Stored items
◆ ◆ ◆ ◆ ◆

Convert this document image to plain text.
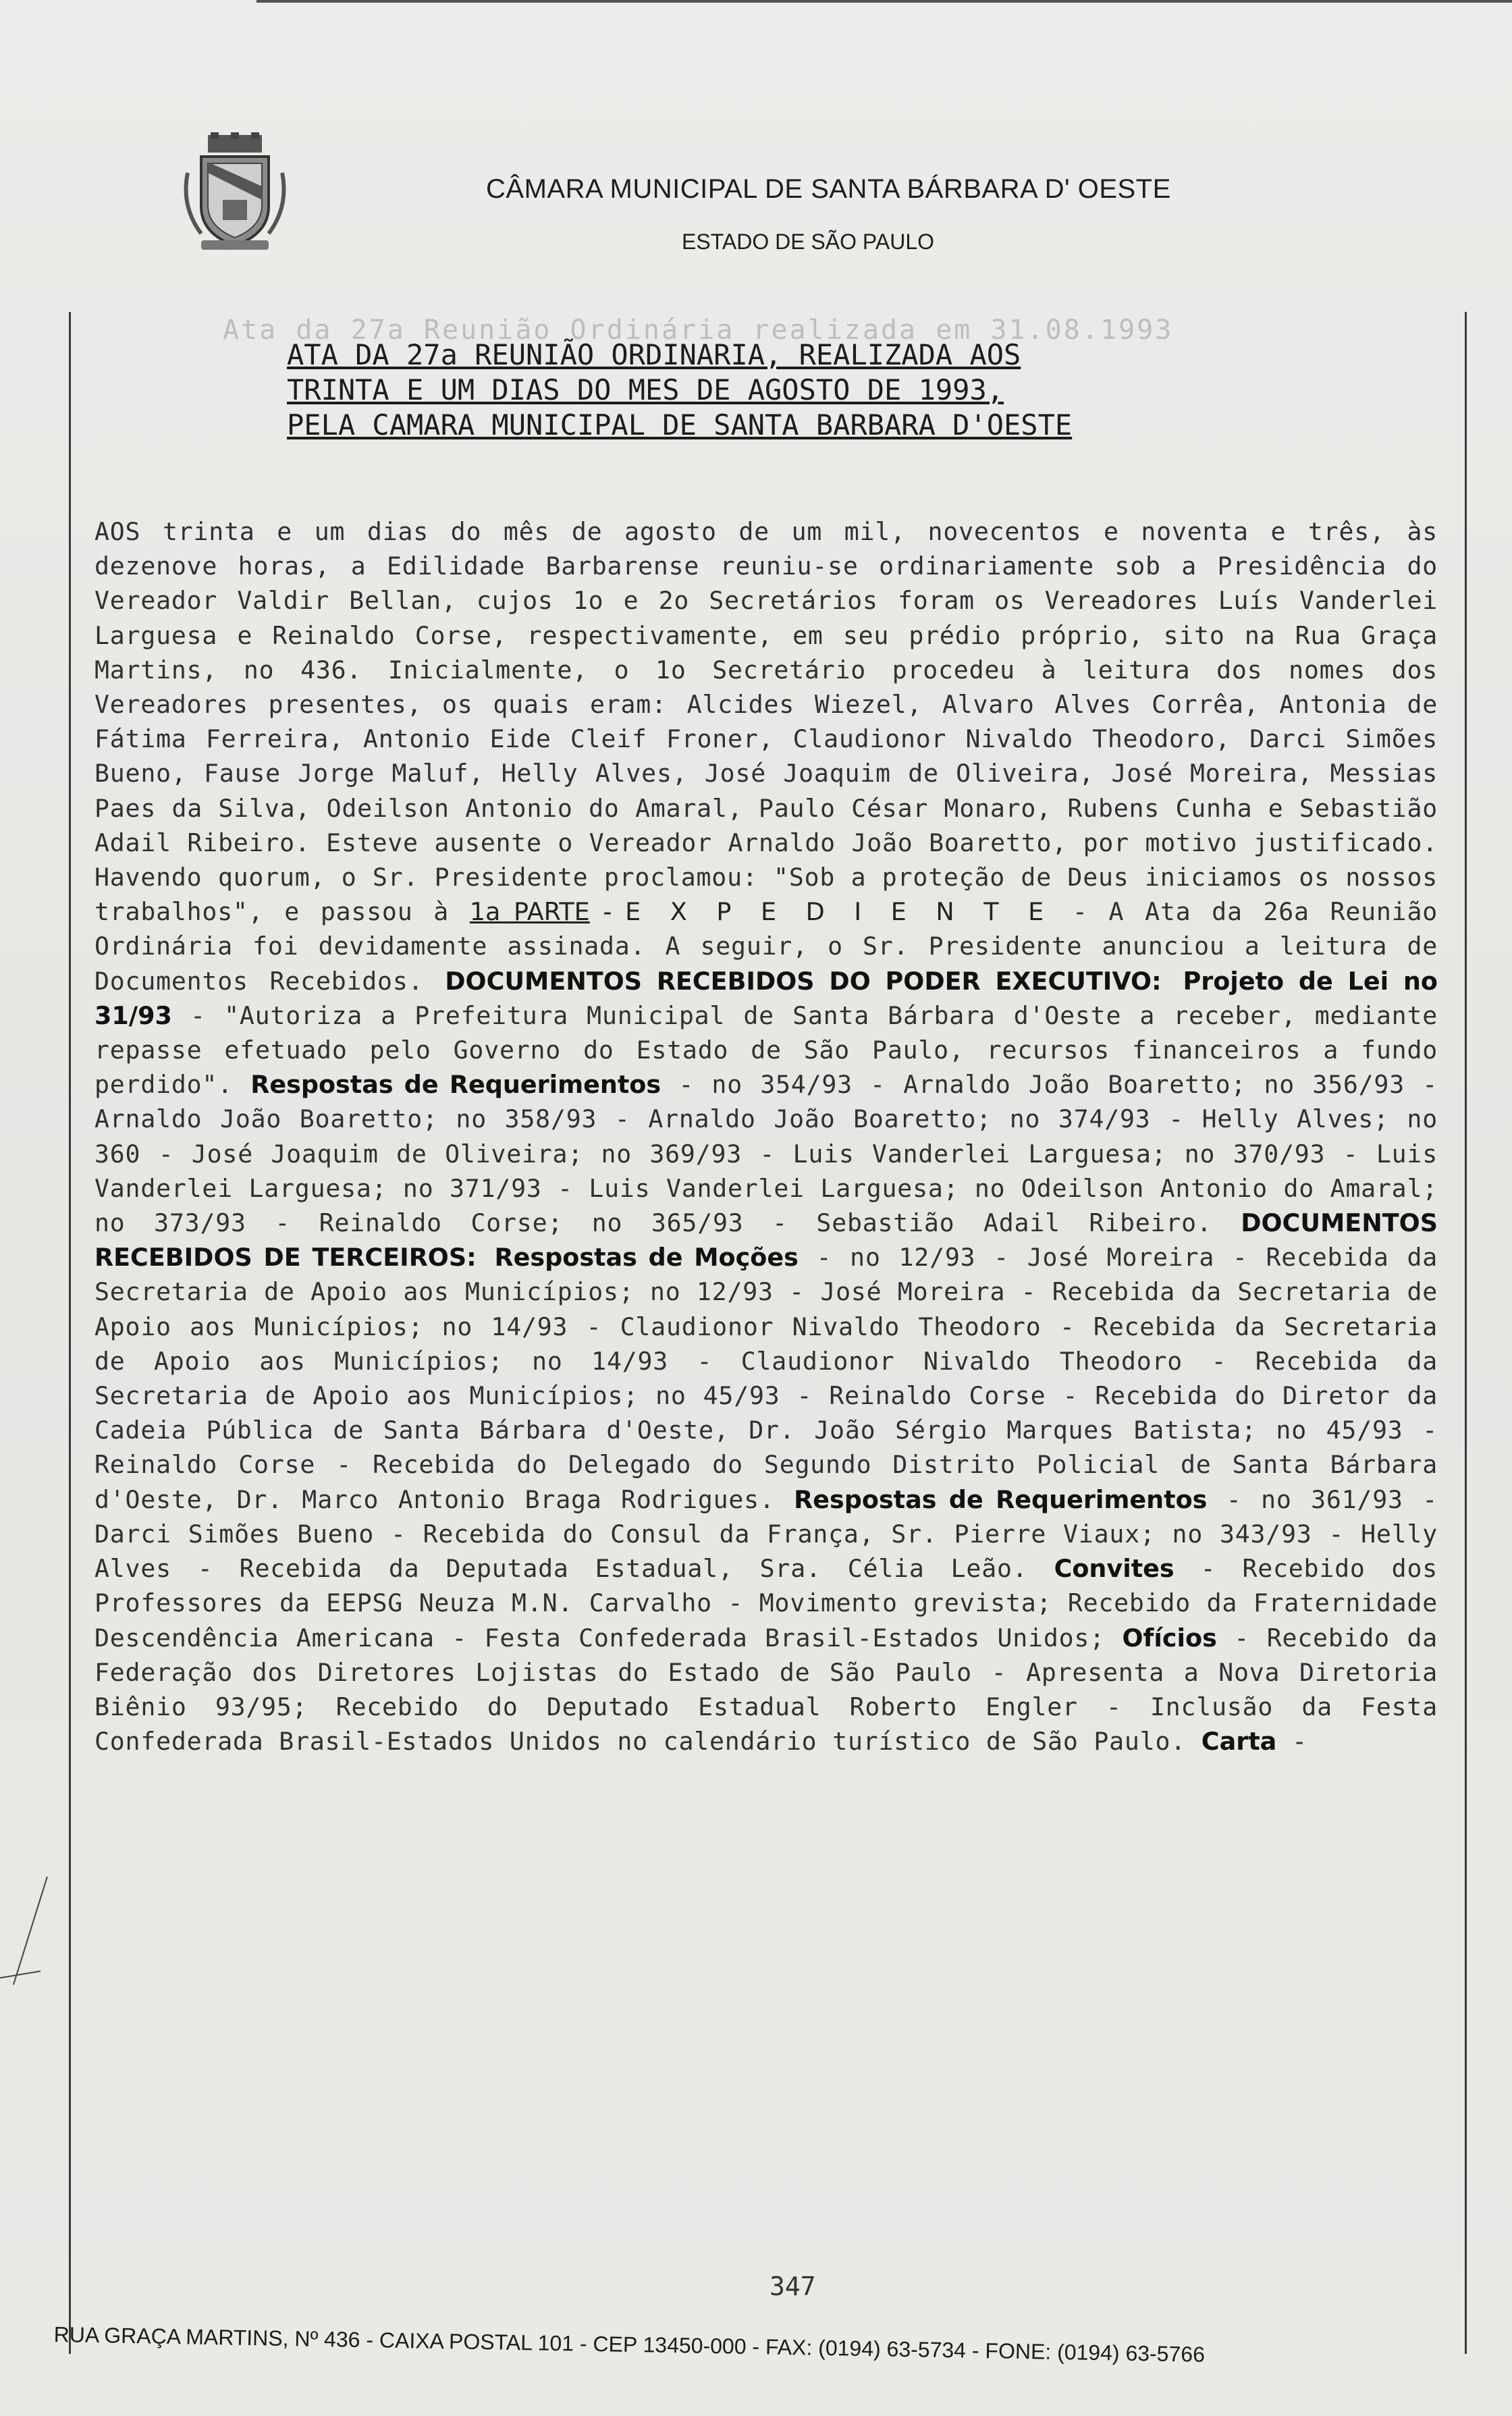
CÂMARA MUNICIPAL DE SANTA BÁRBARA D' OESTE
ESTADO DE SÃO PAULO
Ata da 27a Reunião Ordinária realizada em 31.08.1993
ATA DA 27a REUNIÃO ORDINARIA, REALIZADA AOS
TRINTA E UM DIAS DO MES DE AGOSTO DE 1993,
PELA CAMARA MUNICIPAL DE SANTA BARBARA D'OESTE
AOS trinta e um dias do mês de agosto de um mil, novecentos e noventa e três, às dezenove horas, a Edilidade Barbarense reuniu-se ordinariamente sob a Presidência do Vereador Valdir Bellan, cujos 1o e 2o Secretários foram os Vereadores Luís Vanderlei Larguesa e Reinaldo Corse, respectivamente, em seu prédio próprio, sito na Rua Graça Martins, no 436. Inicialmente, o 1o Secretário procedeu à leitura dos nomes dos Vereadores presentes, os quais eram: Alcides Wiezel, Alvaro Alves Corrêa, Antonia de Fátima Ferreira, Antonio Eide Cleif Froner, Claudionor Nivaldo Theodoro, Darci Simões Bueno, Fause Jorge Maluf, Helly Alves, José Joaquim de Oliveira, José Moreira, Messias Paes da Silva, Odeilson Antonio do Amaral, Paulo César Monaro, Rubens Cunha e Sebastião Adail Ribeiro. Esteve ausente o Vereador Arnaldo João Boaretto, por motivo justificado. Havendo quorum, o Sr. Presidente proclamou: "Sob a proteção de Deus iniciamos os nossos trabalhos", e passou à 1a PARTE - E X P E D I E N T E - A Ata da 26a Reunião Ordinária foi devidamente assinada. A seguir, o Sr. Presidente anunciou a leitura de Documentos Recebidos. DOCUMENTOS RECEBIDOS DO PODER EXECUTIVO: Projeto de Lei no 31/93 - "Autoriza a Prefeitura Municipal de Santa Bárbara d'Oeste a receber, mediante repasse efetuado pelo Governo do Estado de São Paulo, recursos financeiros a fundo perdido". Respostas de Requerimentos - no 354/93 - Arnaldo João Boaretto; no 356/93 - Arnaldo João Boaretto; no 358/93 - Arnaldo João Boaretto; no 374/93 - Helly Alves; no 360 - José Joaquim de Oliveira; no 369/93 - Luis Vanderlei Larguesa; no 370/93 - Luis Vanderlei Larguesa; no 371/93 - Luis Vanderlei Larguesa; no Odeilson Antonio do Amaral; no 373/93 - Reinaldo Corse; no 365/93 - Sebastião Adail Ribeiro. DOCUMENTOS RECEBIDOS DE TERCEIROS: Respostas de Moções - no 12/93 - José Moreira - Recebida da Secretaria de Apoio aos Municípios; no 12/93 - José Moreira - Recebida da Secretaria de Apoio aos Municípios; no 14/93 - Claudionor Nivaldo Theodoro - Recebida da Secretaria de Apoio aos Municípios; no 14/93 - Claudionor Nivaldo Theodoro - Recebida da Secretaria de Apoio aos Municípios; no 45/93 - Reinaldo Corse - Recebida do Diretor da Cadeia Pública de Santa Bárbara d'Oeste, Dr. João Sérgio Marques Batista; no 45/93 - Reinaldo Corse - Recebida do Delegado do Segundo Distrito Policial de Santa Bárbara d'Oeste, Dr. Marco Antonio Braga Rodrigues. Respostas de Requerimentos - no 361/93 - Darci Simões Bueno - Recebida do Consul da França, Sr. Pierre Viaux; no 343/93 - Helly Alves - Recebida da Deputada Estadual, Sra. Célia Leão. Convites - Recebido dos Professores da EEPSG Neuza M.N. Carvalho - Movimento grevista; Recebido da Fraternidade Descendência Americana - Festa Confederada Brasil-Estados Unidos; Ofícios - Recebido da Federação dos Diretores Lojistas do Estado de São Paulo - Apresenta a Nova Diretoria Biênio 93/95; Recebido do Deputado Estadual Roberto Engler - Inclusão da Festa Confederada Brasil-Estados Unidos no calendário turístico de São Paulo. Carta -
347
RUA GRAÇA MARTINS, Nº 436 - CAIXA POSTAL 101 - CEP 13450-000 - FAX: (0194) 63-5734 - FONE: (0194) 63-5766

◆ ◆ ◆ ◆ ◆

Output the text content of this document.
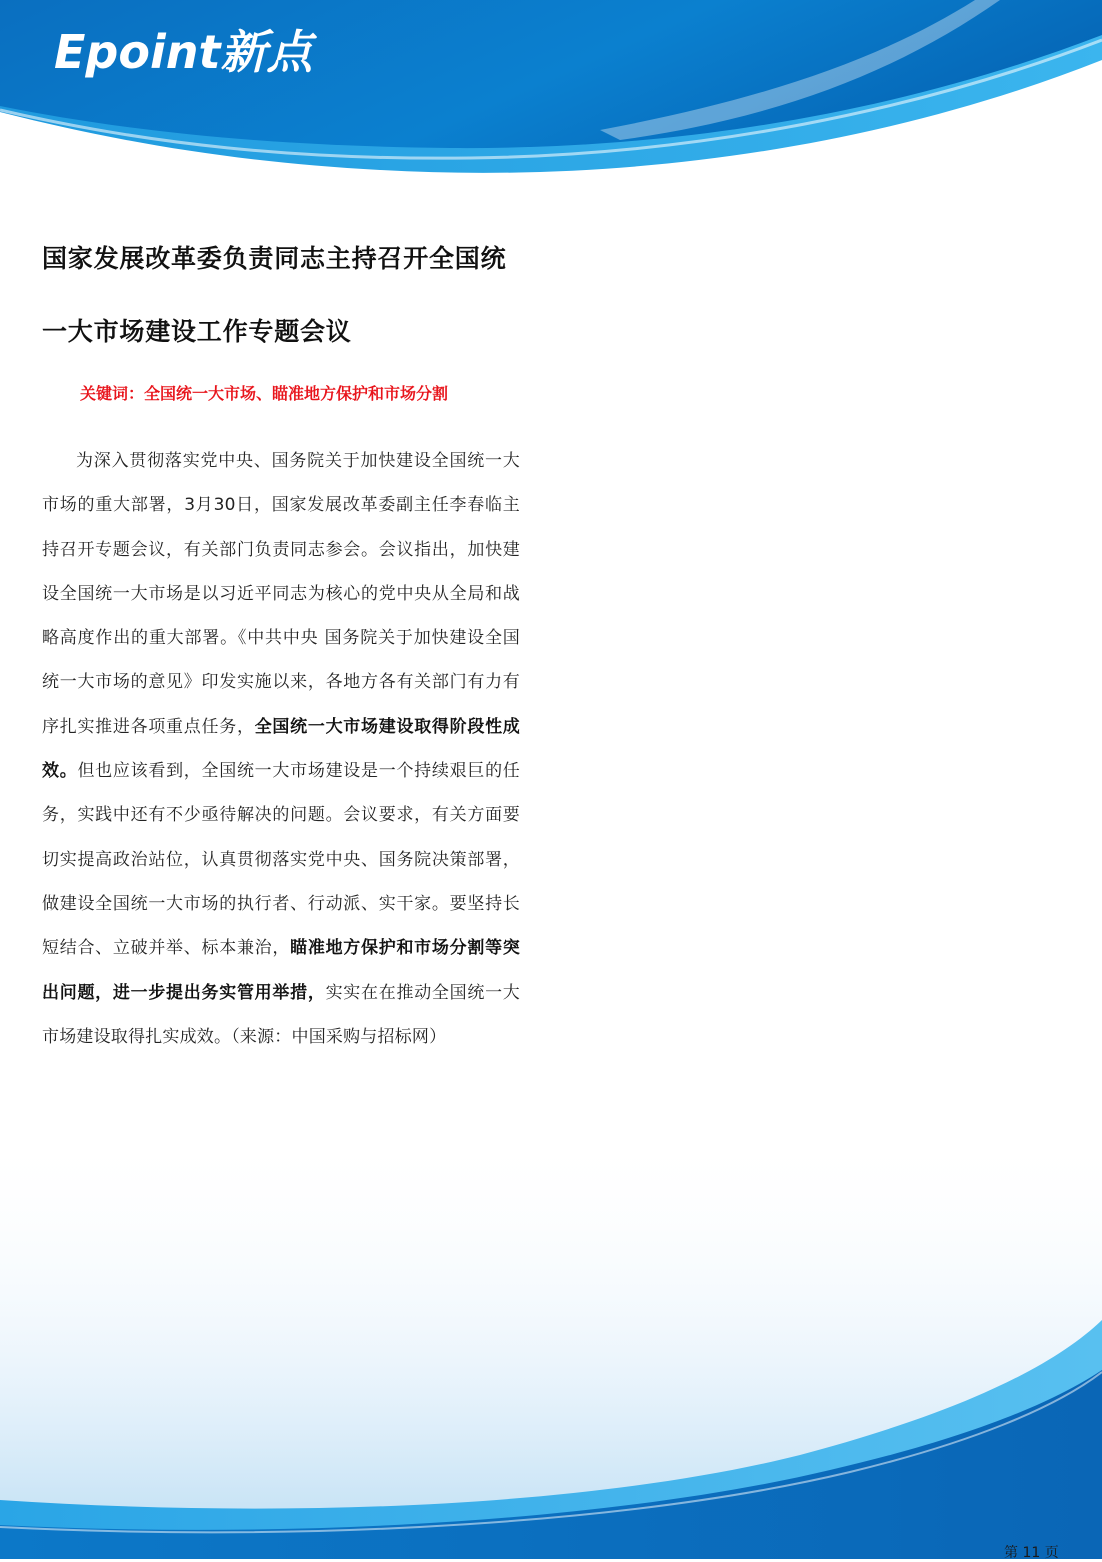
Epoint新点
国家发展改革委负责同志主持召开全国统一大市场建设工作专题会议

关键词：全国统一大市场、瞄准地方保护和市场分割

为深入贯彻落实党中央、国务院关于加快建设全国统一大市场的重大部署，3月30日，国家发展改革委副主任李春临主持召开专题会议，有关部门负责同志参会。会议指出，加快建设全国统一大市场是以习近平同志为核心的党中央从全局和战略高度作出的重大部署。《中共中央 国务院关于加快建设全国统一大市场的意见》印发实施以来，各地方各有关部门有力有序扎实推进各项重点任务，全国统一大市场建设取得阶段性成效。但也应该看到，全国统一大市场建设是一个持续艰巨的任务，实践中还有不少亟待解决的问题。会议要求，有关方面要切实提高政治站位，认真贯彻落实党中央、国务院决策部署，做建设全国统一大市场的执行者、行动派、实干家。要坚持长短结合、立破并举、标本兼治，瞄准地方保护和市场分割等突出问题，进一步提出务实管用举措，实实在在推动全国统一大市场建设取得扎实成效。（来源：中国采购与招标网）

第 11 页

◆ ◆ ◆ ◆ ◆

WHAT THE TASK ASKS: Show all lines from the data above in which the word "text" appears.

SOLVED EXERCISE:
Convert this document image to plain text.
Output the text content of this document.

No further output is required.